## BEGIN DATA FOR PROCESSING

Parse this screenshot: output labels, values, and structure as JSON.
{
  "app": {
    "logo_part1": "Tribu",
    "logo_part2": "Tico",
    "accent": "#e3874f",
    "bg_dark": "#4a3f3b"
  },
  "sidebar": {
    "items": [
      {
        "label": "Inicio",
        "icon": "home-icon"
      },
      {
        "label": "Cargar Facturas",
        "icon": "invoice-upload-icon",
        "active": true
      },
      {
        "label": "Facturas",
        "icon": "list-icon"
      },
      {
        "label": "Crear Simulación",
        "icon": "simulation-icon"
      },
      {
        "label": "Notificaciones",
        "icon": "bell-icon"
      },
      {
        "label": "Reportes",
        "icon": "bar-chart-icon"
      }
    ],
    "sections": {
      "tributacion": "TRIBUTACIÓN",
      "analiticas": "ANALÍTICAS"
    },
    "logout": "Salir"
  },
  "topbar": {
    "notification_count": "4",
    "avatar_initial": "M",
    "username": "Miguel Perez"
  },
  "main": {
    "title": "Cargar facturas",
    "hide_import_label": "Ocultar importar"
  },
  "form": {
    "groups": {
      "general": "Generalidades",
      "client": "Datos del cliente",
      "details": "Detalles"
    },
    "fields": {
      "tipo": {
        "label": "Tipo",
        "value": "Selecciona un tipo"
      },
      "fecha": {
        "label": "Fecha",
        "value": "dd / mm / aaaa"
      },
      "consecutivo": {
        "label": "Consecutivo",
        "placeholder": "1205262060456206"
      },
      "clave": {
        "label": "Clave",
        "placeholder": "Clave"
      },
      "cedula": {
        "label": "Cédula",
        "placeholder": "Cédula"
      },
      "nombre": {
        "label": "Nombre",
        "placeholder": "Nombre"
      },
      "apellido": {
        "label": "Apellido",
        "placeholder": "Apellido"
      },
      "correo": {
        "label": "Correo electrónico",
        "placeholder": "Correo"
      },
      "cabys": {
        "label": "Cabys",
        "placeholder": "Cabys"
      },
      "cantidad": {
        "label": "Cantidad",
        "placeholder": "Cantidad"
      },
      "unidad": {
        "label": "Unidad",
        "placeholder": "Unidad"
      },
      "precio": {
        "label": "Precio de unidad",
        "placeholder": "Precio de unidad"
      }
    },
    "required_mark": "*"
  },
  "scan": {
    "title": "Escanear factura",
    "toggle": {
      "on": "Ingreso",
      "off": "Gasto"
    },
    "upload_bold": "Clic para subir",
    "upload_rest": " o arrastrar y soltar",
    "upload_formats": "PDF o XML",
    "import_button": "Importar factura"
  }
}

## END DATA FOR PROCESSING

REQUIRED TASK:
Quote every line of the data, word for word.

ANSWER TO THIS PROBLEM:
Parse this screenshot: output labels, values, and structure as JSON.
{
  "app": {
    "logo_part1": "Tribu",
    "logo_part2": "Tico",
    "accent": "#e3874f",
    "bg_dark": "#4a3f3b"
  },
  "sidebar": {
    "items": [
      {
        "label": "Inicio",
        "icon": "home-icon"
      },
      {
        "label": "Cargar Facturas",
        "icon": "invoice-upload-icon",
        "active": true
      },
      {
        "label": "Facturas",
        "icon": "list-icon"
      },
      {
        "label": "Crear Simulación",
        "icon": "simulation-icon"
      },
      {
        "label": "Notificaciones",
        "icon": "bell-icon"
      },
      {
        "label": "Reportes",
        "icon": "bar-chart-icon"
      }
    ],
    "sections": {
      "tributacion": "TRIBUTACIÓN",
      "analiticas": "ANALÍTICAS"
    },
    "logout": "Salir"
  },
  "topbar": {
    "notification_count": "4",
    "avatar_initial": "M",
    "username": "Miguel Perez"
  },
  "main": {
    "title": "Cargar facturas",
    "hide_import_label": "Ocultar importar"
  },
  "form": {
    "groups": {
      "general": "Generalidades",
      "client": "Datos del cliente",
      "details": "Detalles"
    },
    "fields": {
      "tipo": {
        "label": "Tipo",
        "value": "Selecciona un tipo"
      },
      "fecha": {
        "label": "Fecha",
        "value": "dd / mm / aaaa"
      },
      "consecutivo": {
        "label": "Consecutivo",
        "placeholder": "1205262060456206"
      },
      "clave": {
        "label": "Clave",
        "placeholder": "Clave"
      },
      "cedula": {
        "label": "Cédula",
        "placeholder": "Cédula"
      },
      "nombre": {
        "label": "Nombre",
        "placeholder": "Nombre"
      },
      "apellido": {
        "label": "Apellido",
        "placeholder": "Apellido"
      },
      "correo": {
        "label": "Correo electrónico",
        "placeholder": "Correo"
      },
      "cabys": {
        "label": "Cabys",
        "placeholder": "Cabys"
      },
      "cantidad": {
        "label": "Cantidad",
        "placeholder": "Cantidad"
      },
      "unidad": {
        "label": "Unidad",
        "placeholder": "Unidad"
      },
      "precio": {
        "label": "Precio de unidad",
        "placeholder": "Precio de unidad"
      }
    },
    "required_mark": "*"
  },
  "scan": {
    "title": "Escanear factura",
    "toggle": {
      "on": "Ingreso",
      "off": "Gasto"
    },
    "upload_bold": "Clic para subir",
    "upload_rest": " o arrastrar y soltar",
    "upload_formats": "PDF o XML",
    "import_button": "Importar factura"
  }
}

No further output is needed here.